--- WHAT TO PRODUCE ---
Out of the lines below, please list those that hold the string "morning".

--- RECORDS PROVIDED ---
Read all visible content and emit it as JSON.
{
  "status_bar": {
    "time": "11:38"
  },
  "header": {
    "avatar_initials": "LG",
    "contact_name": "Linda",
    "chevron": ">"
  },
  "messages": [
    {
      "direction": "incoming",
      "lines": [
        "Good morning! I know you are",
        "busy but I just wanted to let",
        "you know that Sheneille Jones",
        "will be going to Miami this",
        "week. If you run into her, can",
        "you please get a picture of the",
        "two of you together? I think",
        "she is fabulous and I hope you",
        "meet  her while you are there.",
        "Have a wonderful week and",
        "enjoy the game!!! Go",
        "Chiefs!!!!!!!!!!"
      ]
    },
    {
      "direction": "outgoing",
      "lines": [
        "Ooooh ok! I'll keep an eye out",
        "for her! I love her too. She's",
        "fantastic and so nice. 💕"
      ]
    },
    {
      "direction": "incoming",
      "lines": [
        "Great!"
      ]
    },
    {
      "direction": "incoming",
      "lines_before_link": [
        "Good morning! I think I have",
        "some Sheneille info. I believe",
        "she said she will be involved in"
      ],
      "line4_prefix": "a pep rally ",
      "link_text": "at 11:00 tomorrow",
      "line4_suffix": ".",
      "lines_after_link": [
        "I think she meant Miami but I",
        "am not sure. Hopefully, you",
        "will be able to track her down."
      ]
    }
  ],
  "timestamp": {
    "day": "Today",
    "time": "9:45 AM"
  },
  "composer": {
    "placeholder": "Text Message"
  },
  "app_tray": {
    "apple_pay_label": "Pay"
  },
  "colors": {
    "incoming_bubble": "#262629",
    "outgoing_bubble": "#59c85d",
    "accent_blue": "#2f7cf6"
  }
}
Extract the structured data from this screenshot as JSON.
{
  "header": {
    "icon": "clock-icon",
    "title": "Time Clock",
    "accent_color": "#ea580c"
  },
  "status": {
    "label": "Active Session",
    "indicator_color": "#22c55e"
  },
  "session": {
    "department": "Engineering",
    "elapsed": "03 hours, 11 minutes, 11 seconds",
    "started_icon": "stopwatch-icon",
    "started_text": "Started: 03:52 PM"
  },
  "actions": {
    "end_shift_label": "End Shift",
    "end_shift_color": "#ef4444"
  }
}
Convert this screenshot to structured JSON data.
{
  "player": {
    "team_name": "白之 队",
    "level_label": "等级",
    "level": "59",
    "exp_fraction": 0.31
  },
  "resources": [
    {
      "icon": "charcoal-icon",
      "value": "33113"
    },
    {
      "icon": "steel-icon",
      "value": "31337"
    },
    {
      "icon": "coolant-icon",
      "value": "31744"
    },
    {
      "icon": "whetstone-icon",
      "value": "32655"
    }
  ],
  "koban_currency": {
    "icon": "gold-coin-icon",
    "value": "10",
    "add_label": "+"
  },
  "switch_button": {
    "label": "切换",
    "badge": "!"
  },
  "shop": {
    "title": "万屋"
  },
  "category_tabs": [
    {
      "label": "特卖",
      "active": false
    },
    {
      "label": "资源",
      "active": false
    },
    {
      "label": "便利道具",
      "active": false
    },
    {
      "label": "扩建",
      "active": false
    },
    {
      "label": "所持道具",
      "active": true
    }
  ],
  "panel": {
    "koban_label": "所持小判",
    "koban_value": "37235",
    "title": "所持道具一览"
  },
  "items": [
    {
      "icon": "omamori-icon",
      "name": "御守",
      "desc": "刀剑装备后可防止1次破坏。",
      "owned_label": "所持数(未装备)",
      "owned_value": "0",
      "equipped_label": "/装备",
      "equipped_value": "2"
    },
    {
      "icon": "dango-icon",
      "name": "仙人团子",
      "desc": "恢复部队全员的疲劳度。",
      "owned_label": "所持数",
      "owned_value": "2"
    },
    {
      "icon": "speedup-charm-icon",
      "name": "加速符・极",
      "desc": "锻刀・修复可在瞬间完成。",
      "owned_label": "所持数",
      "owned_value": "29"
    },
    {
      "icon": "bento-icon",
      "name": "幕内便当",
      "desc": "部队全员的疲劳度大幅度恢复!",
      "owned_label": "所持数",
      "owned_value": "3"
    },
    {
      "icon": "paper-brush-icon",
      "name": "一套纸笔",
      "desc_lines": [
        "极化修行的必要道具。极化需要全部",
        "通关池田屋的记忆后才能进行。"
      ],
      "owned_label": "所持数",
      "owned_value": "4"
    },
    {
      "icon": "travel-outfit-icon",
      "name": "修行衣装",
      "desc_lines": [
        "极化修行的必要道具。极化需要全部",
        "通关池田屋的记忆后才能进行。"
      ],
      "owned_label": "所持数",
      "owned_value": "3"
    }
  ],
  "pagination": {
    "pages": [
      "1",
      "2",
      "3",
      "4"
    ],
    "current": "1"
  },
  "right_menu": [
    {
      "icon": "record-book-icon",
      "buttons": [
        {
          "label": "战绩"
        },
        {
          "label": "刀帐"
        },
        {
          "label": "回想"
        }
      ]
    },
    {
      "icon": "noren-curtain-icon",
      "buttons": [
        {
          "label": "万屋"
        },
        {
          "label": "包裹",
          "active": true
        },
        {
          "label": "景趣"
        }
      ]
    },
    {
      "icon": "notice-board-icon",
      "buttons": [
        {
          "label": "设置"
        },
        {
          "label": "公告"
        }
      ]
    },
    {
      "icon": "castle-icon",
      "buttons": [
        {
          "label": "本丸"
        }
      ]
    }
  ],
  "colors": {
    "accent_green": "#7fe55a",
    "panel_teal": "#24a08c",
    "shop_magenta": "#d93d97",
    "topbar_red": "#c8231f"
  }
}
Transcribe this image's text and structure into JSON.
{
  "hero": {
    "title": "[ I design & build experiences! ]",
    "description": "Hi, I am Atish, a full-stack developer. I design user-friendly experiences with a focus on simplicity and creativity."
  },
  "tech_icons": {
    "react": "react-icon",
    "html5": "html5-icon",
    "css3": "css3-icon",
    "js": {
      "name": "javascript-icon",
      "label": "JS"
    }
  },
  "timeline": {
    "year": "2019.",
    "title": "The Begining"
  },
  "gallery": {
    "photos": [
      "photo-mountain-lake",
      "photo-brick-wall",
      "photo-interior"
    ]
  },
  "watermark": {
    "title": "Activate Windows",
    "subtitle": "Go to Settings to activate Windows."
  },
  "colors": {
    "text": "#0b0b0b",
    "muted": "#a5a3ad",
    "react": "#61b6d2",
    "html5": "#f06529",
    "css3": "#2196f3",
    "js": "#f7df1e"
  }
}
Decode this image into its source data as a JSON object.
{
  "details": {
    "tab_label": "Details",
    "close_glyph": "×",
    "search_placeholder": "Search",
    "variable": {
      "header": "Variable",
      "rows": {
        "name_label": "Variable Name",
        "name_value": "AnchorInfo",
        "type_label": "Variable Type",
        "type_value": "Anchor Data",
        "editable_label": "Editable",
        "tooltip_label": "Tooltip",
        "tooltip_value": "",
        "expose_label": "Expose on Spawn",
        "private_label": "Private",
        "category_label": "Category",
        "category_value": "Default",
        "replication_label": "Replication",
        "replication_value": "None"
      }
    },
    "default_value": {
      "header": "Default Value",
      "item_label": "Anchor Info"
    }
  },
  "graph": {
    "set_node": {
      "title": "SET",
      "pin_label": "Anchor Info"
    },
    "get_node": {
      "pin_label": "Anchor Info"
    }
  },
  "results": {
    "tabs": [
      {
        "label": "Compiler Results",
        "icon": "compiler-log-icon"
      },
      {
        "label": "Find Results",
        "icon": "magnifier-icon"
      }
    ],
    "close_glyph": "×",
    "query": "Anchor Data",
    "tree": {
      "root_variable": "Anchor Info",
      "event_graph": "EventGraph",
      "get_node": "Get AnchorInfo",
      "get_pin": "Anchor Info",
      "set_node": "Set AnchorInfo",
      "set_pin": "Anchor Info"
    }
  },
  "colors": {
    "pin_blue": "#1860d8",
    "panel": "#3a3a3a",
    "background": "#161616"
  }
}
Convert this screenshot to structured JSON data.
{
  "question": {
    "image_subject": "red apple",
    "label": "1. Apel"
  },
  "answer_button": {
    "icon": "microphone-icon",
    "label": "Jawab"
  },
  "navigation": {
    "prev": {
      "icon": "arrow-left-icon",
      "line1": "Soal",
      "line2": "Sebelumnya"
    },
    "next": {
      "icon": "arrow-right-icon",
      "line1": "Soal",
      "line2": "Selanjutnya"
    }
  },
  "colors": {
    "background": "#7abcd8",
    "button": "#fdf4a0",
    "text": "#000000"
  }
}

--- TASK OUTPUT ---
        "Good morning! I know you are",
        "Good morning! I think I have",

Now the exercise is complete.